>>>>>

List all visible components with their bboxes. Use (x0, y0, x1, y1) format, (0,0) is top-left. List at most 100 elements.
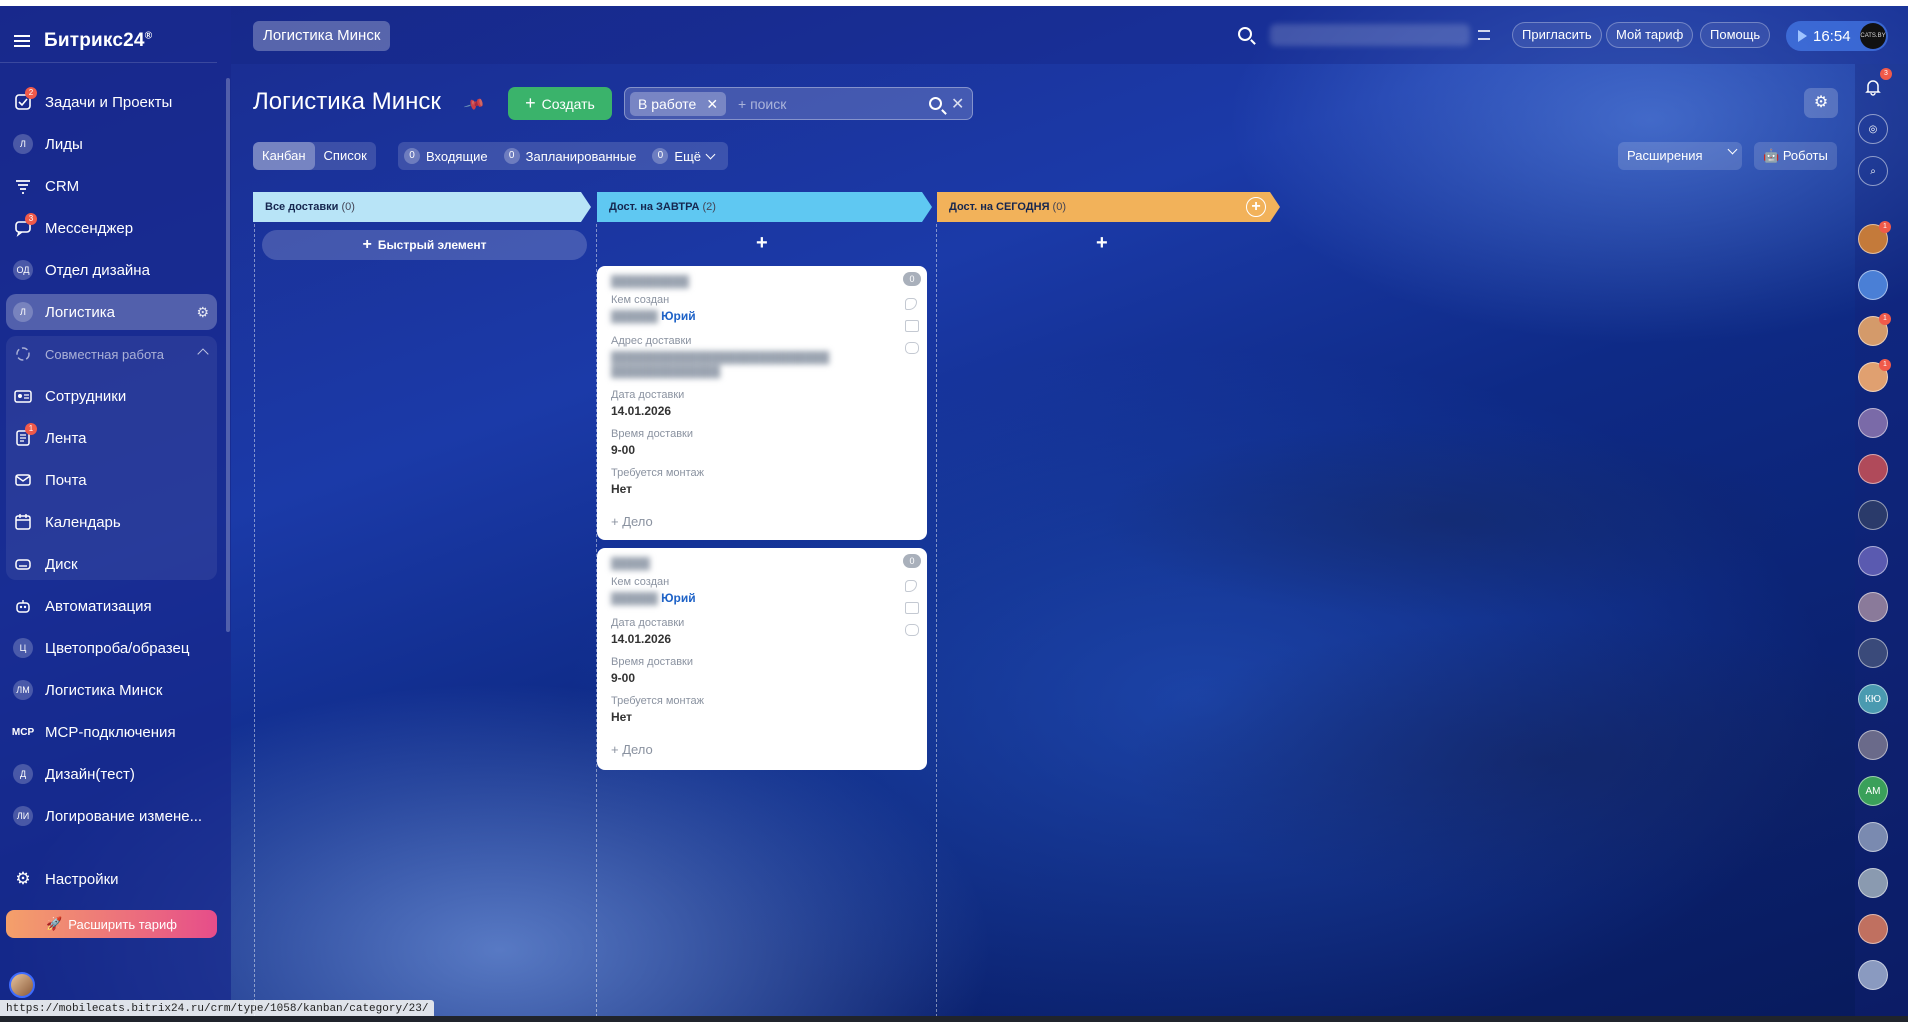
sidebar-item-leads[interactable]: Л Лиды (6, 126, 217, 162)
counter-planned[interactable]: 0 Запланированные (503, 148, 636, 164)
sidebar-item-mail[interactable]: Почта (6, 462, 217, 498)
sidebar-item-messenger[interactable]: 3 Мессенджер (6, 210, 217, 246)
column-today[interactable]: Дост. на СЕГОДНЯ (0) + (937, 192, 1280, 222)
plus-icon: + (525, 93, 536, 113)
mail-icon[interactable] (905, 320, 919, 332)
rail-avatar-badge: 1 (1879, 221, 1891, 233)
sidebar-item-crm[interactable]: CRM (6, 168, 217, 204)
gear-icon: ⚙ (1813, 94, 1829, 111)
card-field-label: Время доставки (611, 428, 694, 440)
sidebar-item-logistics[interactable]: Л Логистика ⚙ (6, 294, 217, 330)
sidebar-scrollbar[interactable] (226, 78, 230, 632)
card-author[interactable]: ██████ Юрий (611, 309, 913, 323)
robots-button[interactable]: 🤖 Роботы (1754, 142, 1837, 170)
kanban-card[interactable]: 0 █████ Кем создан ██████ Юрий Дата дост… (597, 548, 927, 770)
comment-icon[interactable] (905, 624, 919, 636)
upgrade-plan-button[interactable]: 🚀 Расширить тариф (6, 910, 217, 938)
sidebar-item-label: Логистика Минск (45, 681, 163, 699)
rail-avatar[interactable] (1858, 500, 1888, 530)
chevron-down-icon (1727, 144, 1738, 155)
sidebar-item-label: Автоматизация (45, 597, 152, 615)
bell-icon[interactable]: 3 (1858, 68, 1892, 102)
rail-avatar[interactable] (1858, 546, 1888, 576)
rail-avatar[interactable]: АМ (1858, 776, 1888, 806)
sidebar-item-automation[interactable]: Автоматизация (6, 588, 217, 624)
rail-avatar[interactable] (1858, 270, 1888, 300)
copilot-icon[interactable]: ◎ (1858, 114, 1888, 144)
worktime-button[interactable]: 16:54 CATS.BY (1786, 21, 1888, 51)
sidebar-item-label: Отдел дизайна (45, 261, 150, 279)
card-title-blurred[interactable]: ██████████ (611, 276, 913, 288)
search-input[interactable]: + поиск (738, 96, 786, 112)
my-plan-button[interactable]: Мой тариф (1606, 22, 1694, 48)
rail-avatar[interactable]: 1 (1858, 221, 1891, 254)
sidebar-item-settings[interactable]: ⚙ Настройки (6, 861, 217, 897)
sidebar-item-collab[interactable]: Совместная работа (6, 336, 217, 372)
brand-logo[interactable]: Битрикс24® (44, 30, 152, 52)
help-button[interactable]: Помощь (1700, 22, 1771, 48)
card-title-blurred[interactable]: █████ (611, 558, 913, 570)
sidebar-item-change-log[interactable]: ЛИ Логирование измене... (6, 798, 217, 834)
rail-avatar[interactable]: КЮ (1858, 684, 1888, 714)
sliders-icon[interactable] (1478, 30, 1490, 40)
user-avatar[interactable] (9, 972, 35, 998)
counter-incoming[interactable]: 0 Входящие (404, 148, 488, 164)
chevron-up-icon[interactable] (197, 348, 209, 360)
quick-add-button[interactable]: + Быстрый элемент (262, 230, 587, 260)
rail-avatar[interactable] (1858, 592, 1888, 622)
tab-kanban[interactable]: Канбан (253, 142, 315, 170)
chip-close-icon[interactable]: ✕ (706, 92, 718, 116)
phone-icon[interactable] (905, 580, 917, 592)
sidebar-item-design-dept[interactable]: ОД Отдел дизайна (6, 252, 217, 288)
card-author[interactable]: ██████ Юрий (611, 591, 913, 605)
rail-avatar[interactable]: 1 (1858, 313, 1891, 346)
breadcrumb[interactable]: Логистика Минск (253, 21, 391, 51)
rail-avatar[interactable]: 1 (1858, 359, 1891, 392)
rail-avatar[interactable] (1858, 868, 1888, 898)
rail-avatar[interactable] (1858, 914, 1888, 944)
logistics-icon: Л (13, 302, 33, 322)
sidebar-item-disk[interactable]: Диск (6, 546, 217, 582)
sidebar-item-logistics-minsk[interactable]: ЛМ Логистика Минск (6, 672, 217, 708)
sidebar-item-tasks[interactable]: 2 Задачи и Проекты (6, 84, 217, 120)
add-card-tomorrow-icon[interactable]: + (756, 232, 768, 255)
add-activity-link[interactable]: + Дело (611, 514, 913, 529)
card-mount: Нет (611, 710, 633, 724)
column-tomorrow[interactable]: Дост. на ЗАВТРА (2) (597, 192, 932, 222)
rail-avatar[interactable] (1858, 408, 1888, 438)
search-icon[interactable] (1238, 27, 1252, 41)
create-button[interactable]: + Создать (508, 87, 612, 120)
search-icon[interactable] (929, 97, 942, 110)
search-chat-icon[interactable]: ⌕ (1858, 156, 1888, 186)
rail-avatar[interactable] (1858, 822, 1888, 852)
calendar-icon (13, 512, 33, 532)
sidebar-item-mcp[interactable]: MCP MCP-подключения (6, 714, 217, 750)
phone-icon[interactable] (905, 298, 917, 310)
sidebar-item-design-test[interactable]: Д Дизайн(тест) (6, 756, 217, 792)
sidebar-item-calendar[interactable]: Календарь (6, 504, 217, 540)
filter-chip[interactable]: В работе ✕ (630, 92, 727, 116)
mail-icon[interactable] (905, 602, 919, 614)
rail-avatar[interactable] (1858, 454, 1888, 484)
sidebar-item-feed[interactable]: 1 Лента (6, 420, 217, 456)
add-activity-link[interactable]: + Дело (611, 742, 913, 757)
sidebar-item-employees[interactable]: Сотрудники (6, 378, 217, 414)
gear-icon[interactable]: ⚙ (196, 304, 209, 321)
tab-list[interactable]: Список (315, 142, 376, 170)
invite-button[interactable]: Пригласить (1512, 22, 1602, 48)
sidebar-item-label: Календарь (45, 513, 121, 531)
kanban-card[interactable]: 0 ██████████ Кем создан ██████ Юрий Адре… (597, 266, 927, 540)
add-column-icon[interactable]: + (1246, 197, 1266, 217)
clear-search-icon[interactable]: ✕ (951, 94, 964, 114)
counter-more[interactable]: 0 Ещё (652, 148, 716, 164)
filter-search-bar[interactable]: В работе ✕ + поиск ✕ (624, 87, 973, 120)
add-card-today-icon[interactable]: + (1096, 232, 1108, 255)
extensions-button[interactable]: Расширения (1618, 142, 1742, 170)
menu-icon[interactable] (14, 35, 30, 47)
column-all-deliveries[interactable]: Все доставки (0) (253, 192, 591, 222)
rail-avatar[interactable] (1858, 638, 1888, 668)
rail-avatar[interactable] (1858, 960, 1888, 990)
rail-avatar[interactable] (1858, 730, 1888, 760)
sidebar-item-color-proof[interactable]: Ц Цветопроба/образец (6, 630, 217, 666)
settings-button[interactable]: ⚙ (1804, 88, 1838, 118)
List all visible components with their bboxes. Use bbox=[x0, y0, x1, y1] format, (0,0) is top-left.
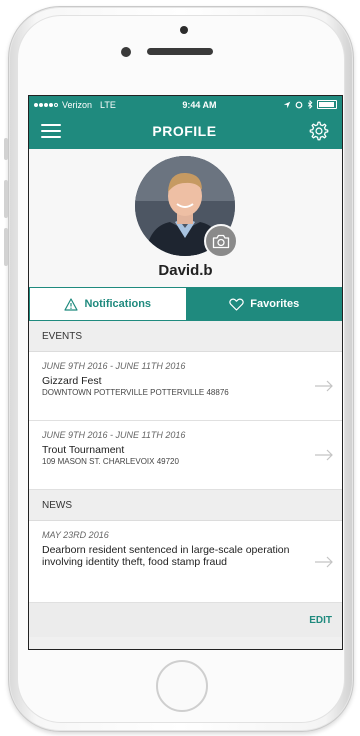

<<<<<

* What this task involves
Please copy all of the material above line for line, without changing anything, and leave out the pictures.

* The answer
List all visible components with their bboxes. Use (x0, y0, x1, y1) format, (0,0) is top-left. List at most 100 elements.
sidebar-item-leads[interactable]: Л Лиды (6, 126, 217, 162)
counter-planned[interactable]: 0 Запланированные (503, 148, 636, 164)
sidebar-item-mail[interactable]: Почта (6, 462, 217, 498)
sidebar-item-messenger[interactable]: 3 Мессенджер (6, 210, 217, 246)
column-today[interactable]: Дост. на СЕГОДНЯ (0) + (937, 192, 1280, 222)
plus-icon: + (525, 93, 536, 113)
mail-icon[interactable] (905, 320, 919, 332)
rail-avatar-badge: 1 (1879, 221, 1891, 233)
sidebar-item-crm[interactable]: CRM (6, 168, 217, 204)
gear-icon: ⚙ (1813, 94, 1829, 111)
card-field-label: Время доставки (611, 428, 694, 440)
sidebar-item-logistics[interactable]: Л Логистика ⚙ (6, 294, 217, 330)
sidebar-scrollbar[interactable] (226, 78, 230, 632)
card-author[interactable]: ██████ Юрий (611, 309, 913, 323)
robots-button[interactable]: 🤖 Роботы (1754, 142, 1837, 170)
kanban-card[interactable]: 0 █████ Кем создан ██████ Юрий Дата дост… (597, 548, 927, 770)
comment-icon[interactable] (905, 624, 919, 636)
upgrade-plan-button[interactable]: 🚀 Расширить тариф (6, 910, 217, 938)
sidebar-item-label: Логистика Минск (45, 681, 163, 699)
rail-avatar[interactable] (1858, 500, 1888, 530)
chevron-down-icon (1727, 144, 1738, 155)
sidebar-item-label: Автоматизация (45, 597, 152, 615)
bell-icon[interactable]: 3 (1858, 68, 1892, 102)
rail-avatar[interactable] (1858, 546, 1888, 576)
rail-avatar[interactable]: АМ (1858, 776, 1888, 806)
sidebar-item-automation[interactable]: Автоматизация (6, 588, 217, 624)
rail-avatar[interactable] (1858, 270, 1888, 300)
copilot-icon[interactable]: ◎ (1858, 114, 1888, 144)
worktime-button[interactable]: 16:54 CATS.BY (1786, 21, 1888, 51)
sidebar-item-label: Отдел дизайна (45, 261, 150, 279)
card-title-blurred[interactable]: ██████████ (611, 276, 913, 288)
search-input[interactable]: + поиск (738, 96, 786, 112)
my-plan-button[interactable]: Мой тариф (1606, 22, 1694, 48)
rail-avatar[interactable]: 1 (1858, 221, 1891, 254)
sidebar-item-settings[interactable]: ⚙ Настройки (6, 861, 217, 897)
sidebar-item-collab[interactable]: Совместная работа (6, 336, 217, 372)
brand-logo[interactable]: Битрикс24® (44, 30, 152, 52)
help-button[interactable]: Помощь (1700, 22, 1771, 48)
card-title-blurred[interactable]: █████ (611, 558, 913, 570)
sidebar-item-change-log[interactable]: ЛИ Логирование измене... (6, 798, 217, 834)
rail-avatar[interactable]: КЮ (1858, 684, 1888, 714)
sliders-icon[interactable] (1478, 30, 1490, 40)
user-avatar[interactable] (9, 972, 35, 998)
counter-incoming[interactable]: 0 Входящие (404, 148, 488, 164)
chevron-up-icon[interactable] (197, 348, 209, 360)
quick-add-button[interactable]: + Быстрый элемент (262, 230, 587, 260)
rail-avatar[interactable] (1858, 592, 1888, 622)
tab-kanban[interactable]: Канбан (253, 142, 315, 170)
chip-close-icon[interactable]: ✕ (706, 92, 718, 116)
phone-icon[interactable] (905, 580, 917, 592)
sidebar-item-design-dept[interactable]: ОД Отдел дизайна (6, 252, 217, 288)
card-author[interactable]: ██████ Юрий (611, 591, 913, 605)
rail-avatar[interactable]: 1 (1858, 313, 1891, 346)
breadcrumb[interactable]: Логистика Минск (253, 21, 391, 51)
rail-avatar[interactable]: 1 (1858, 359, 1891, 392)
rail-avatar[interactable] (1858, 868, 1888, 898)
rail-avatar[interactable] (1858, 914, 1888, 944)
logistics-icon: Л (13, 302, 33, 322)
sidebar-item-disk[interactable]: Диск (6, 546, 217, 582)
sidebar-item-logistics-minsk[interactable]: ЛМ Логистика Минск (6, 672, 217, 708)
sidebar-item-tasks[interactable]: 2 Задачи и Проекты (6, 84, 217, 120)
add-card-tomorrow-icon[interactable]: + (756, 232, 768, 255)
add-activity-link[interactable]: + Дело (611, 514, 913, 529)
card-mount: Нет (611, 710, 633, 724)
column-tomorrow[interactable]: Дост. на ЗАВТРА (2) (597, 192, 932, 222)
rail-avatar[interactable] (1858, 408, 1888, 438)
search-icon[interactable] (1238, 27, 1252, 41)
create-button[interactable]: + Создать (508, 87, 612, 120)
search-icon[interactable] (929, 97, 942, 110)
search-chat-icon[interactable]: ⌕ (1858, 156, 1888, 186)
rail-avatar[interactable] (1858, 822, 1888, 852)
calendar-icon (13, 512, 33, 532)
sidebar-item-mcp[interactable]: MCP MCP-подключения (6, 714, 217, 750)
phone-icon[interactable] (905, 298, 917, 310)
sidebar-item-design-test[interactable]: Д Дизайн(тест) (6, 756, 217, 792)
sidebar-item-calendar[interactable]: Календарь (6, 504, 217, 540)
filter-chip[interactable]: В работе ✕ (630, 92, 727, 116)
mail-icon[interactable] (905, 602, 919, 614)
rail-avatar[interactable] (1858, 454, 1888, 484)
sidebar-item-feed[interactable]: 1 Лента (6, 420, 217, 456)
add-activity-link[interactable]: + Дело (611, 742, 913, 757)
sidebar-item-employees[interactable]: Сотрудники (6, 378, 217, 414)
gear-icon[interactable]: ⚙ (196, 304, 209, 321)
tab-list[interactable]: Список (315, 142, 376, 170)
invite-button[interactable]: Пригласить (1512, 22, 1602, 48)
sidebar-item-label: Календарь (45, 513, 121, 531)
kanban-card[interactable]: 0 ██████████ Кем создан ██████ Юрий Адре… (597, 266, 927, 540)
add-column-icon[interactable]: + (1246, 197, 1266, 217)
clear-search-icon[interactable]: ✕ (951, 94, 964, 114)
counter-more[interactable]: 0 Ещё (652, 148, 716, 164)
filter-search-bar[interactable]: В работе ✕ + поиск ✕ (624, 87, 973, 120)
add-card-today-icon[interactable]: + (1096, 232, 1108, 255)
extensions-button[interactable]: Расширения (1618, 142, 1742, 170)
menu-icon[interactable] (14, 35, 30, 47)
column-all-deliveries[interactable]: Все доставки (0) (253, 192, 591, 222)
rail-avatar[interactable] (1858, 638, 1888, 668)
rail-avatar[interactable] (1858, 960, 1888, 990)
rail-avatar[interactable] (1858, 730, 1888, 760)
sidebar-item-color-proof[interactable]: Ц Цветопроба/образец (6, 630, 217, 666)
settings-button[interactable]: ⚙ (1804, 88, 1838, 118)
List all visible components with their bboxes. Use bbox=[x0, y0, x1, y1] format, (0,0) is top-left.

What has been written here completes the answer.